Starting at the line with "list-item-airplane-mode[interactable]: 飞行模式 关闭" and ending with the line with "quick-settings-header: 快速设置 —", copy those lines from the items with every "header-divider" swapped for "header-separator" and nothing else altered.

□ □ □

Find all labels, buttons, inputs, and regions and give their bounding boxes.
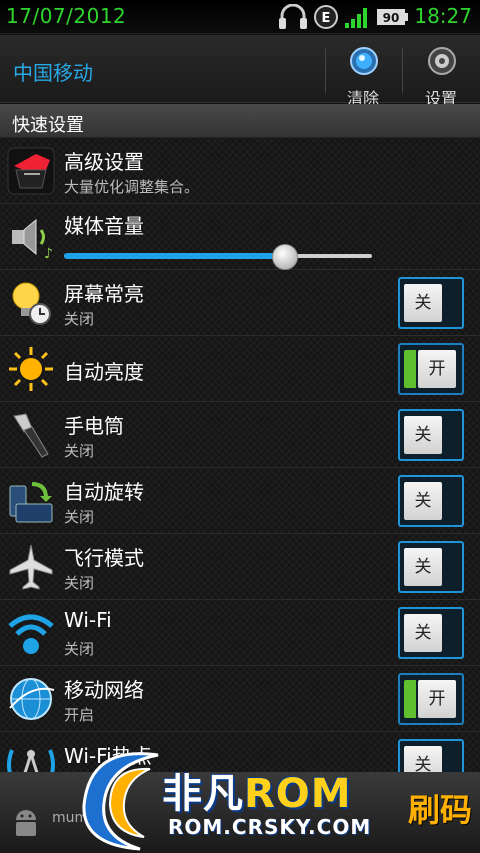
list-item-airplane-mode[interactable]: 飞行模式 关闭 关 — [0, 534, 480, 600]
rotate-icon — [9, 482, 53, 523]
slider-fill — [64, 253, 285, 259]
sun-icon — [9, 347, 53, 391]
toggle-knob: 开 — [418, 350, 456, 388]
header-divider — [325, 47, 326, 93]
item-subtitle: 关闭 — [64, 310, 95, 328]
item-title: 媒体音量 — [64, 214, 144, 238]
notification-header: 中国移动 清除 设置 — [0, 35, 480, 108]
list-item-flashlight[interactable]: 手电筒 关闭 关 — [0, 402, 480, 468]
toggle-knob: 关 — [404, 284, 442, 322]
quick-settings-header: 快速设置 — [0, 104, 480, 138]
toggle-knob: 关 — [404, 482, 442, 520]
airplane-mode-toggle[interactable]: 关 — [398, 541, 464, 593]
watermark-brand: 非凡ROM — [162, 761, 352, 819]
item-title: 自动亮度 — [64, 360, 144, 384]
list-item-screen-always-on[interactable]: 屏幕常亮 关闭 关 — [0, 270, 480, 336]
mobile-network-toggle[interactable]: 开 — [398, 673, 464, 725]
auto-rotate-toggle[interactable]: 关 — [398, 475, 464, 527]
battery-icon: 90 — [377, 9, 408, 25]
wifi-icon — [8, 614, 54, 654]
bulb-timer-icon — [12, 282, 51, 325]
status-bar: 17/07/2012 E 90 18:27 — [0, 0, 480, 34]
wifi-toggle[interactable]: 关 — [398, 607, 464, 659]
toggle-knob: 开 — [418, 680, 456, 718]
signal-icon — [345, 8, 367, 28]
item-subtitle: 关闭 — [64, 442, 95, 460]
globe-icon — [9, 678, 55, 720]
item-subtitle: 开启 — [64, 706, 95, 724]
item-title: 屏幕常亮 — [64, 282, 144, 306]
item-subtitle: 关闭 — [64, 574, 95, 592]
slider-thumb[interactable] — [272, 244, 298, 270]
item-title: 高级设置 — [64, 150, 144, 174]
item-subtitle: 关闭 — [64, 508, 95, 526]
advanced-settings-icon — [7, 147, 55, 195]
svg-text:♪: ♪ — [44, 246, 53, 262]
watermark-right-text: 刷码 — [408, 791, 473, 829]
speaker-icon: ♪ — [12, 218, 53, 262]
status-date: 17/07/2012 — [6, 4, 127, 28]
watermark-rom-text: ROM — [244, 771, 352, 817]
header-divider — [402, 47, 403, 93]
item-title: 自动旋转 — [64, 480, 144, 504]
item-subtitle: 关闭 — [64, 640, 95, 658]
item-title: 移动网络 — [64, 678, 144, 702]
status-icons: E 90 — [278, 4, 408, 30]
list-item-auto-rotate[interactable]: 自动旋转 关闭 关 — [0, 468, 480, 534]
list-item-mobile-network[interactable]: 移动网络 开启 开 — [0, 666, 480, 732]
watermark-url: ROM.CRSKY.COM — [168, 815, 372, 839]
flashlight-toggle[interactable]: 关 — [398, 409, 464, 461]
watermark-logo: 非凡ROM ROM.CRSKY.COM 刷码 — [70, 745, 480, 853]
toggle-knob: 关 — [404, 416, 442, 454]
screen-always-on-toggle[interactable]: 关 — [398, 277, 464, 329]
toggle-knob: 关 — [404, 614, 442, 652]
media-volume-slider[interactable] — [64, 244, 372, 270]
settings-button[interactable]: 设置 — [406, 43, 476, 108]
toggle-on-indicator — [404, 350, 416, 388]
list-item-advanced-settings[interactable]: 高级设置 大量优化调整集合。 — [0, 138, 480, 204]
android-robot-icon — [16, 810, 36, 836]
battery-level-text: 90 — [383, 11, 400, 25]
status-time: 18:27 — [414, 4, 472, 28]
auto-brightness-toggle[interactable]: 开 — [398, 343, 464, 395]
network-type-text: E — [322, 11, 331, 26]
clear-icon — [350, 47, 378, 75]
item-title: 手电筒 — [64, 414, 124, 438]
settings-gear-icon — [428, 47, 456, 75]
clear-button[interactable]: 清除 — [328, 43, 398, 108]
toggle-on-indicator — [404, 680, 416, 718]
item-title: 飞行模式 — [64, 546, 144, 570]
section-title: 快速设置 — [12, 115, 84, 136]
list-item-media-volume: ♪ 媒体音量 — [0, 204, 480, 270]
list-item-wifi[interactable]: Wi-Fi 关闭 关 — [0, 600, 480, 666]
toggle-knob: 关 — [404, 548, 442, 586]
item-title: Wi-Fi — [64, 608, 112, 632]
flashlight-icon — [13, 413, 49, 458]
headset-icon — [279, 4, 307, 29]
item-subtitle: 大量优化调整集合。 — [64, 178, 200, 196]
list-item-auto-brightness[interactable]: 自动亮度 开 — [0, 336, 480, 402]
watermark-brand-text: 非凡 — [162, 771, 244, 817]
airplane-icon — [9, 544, 53, 590]
edge-network-icon: E — [314, 5, 338, 29]
carrier-label: 中国移动 — [13, 61, 93, 85]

□ □ □

◆ **Solution for this problem**
list-item-airplane-mode[interactable]: 飞行模式 关闭 关 — [0, 534, 480, 600]
rotate-icon — [9, 482, 53, 523]
slider-fill — [64, 253, 285, 259]
sun-icon — [9, 347, 53, 391]
toggle-knob: 开 — [418, 350, 456, 388]
header-separator — [325, 47, 326, 93]
item-subtitle: 关闭 — [64, 310, 95, 328]
item-title: 媒体音量 — [64, 214, 144, 238]
notification-header: 中国移动 清除 设置 — [0, 35, 480, 108]
list-item-flashlight[interactable]: 手电筒 关闭 关 — [0, 402, 480, 468]
toggle-knob: 关 — [404, 284, 442, 322]
quick-settings-header: 快速设置 — [0, 104, 480, 138]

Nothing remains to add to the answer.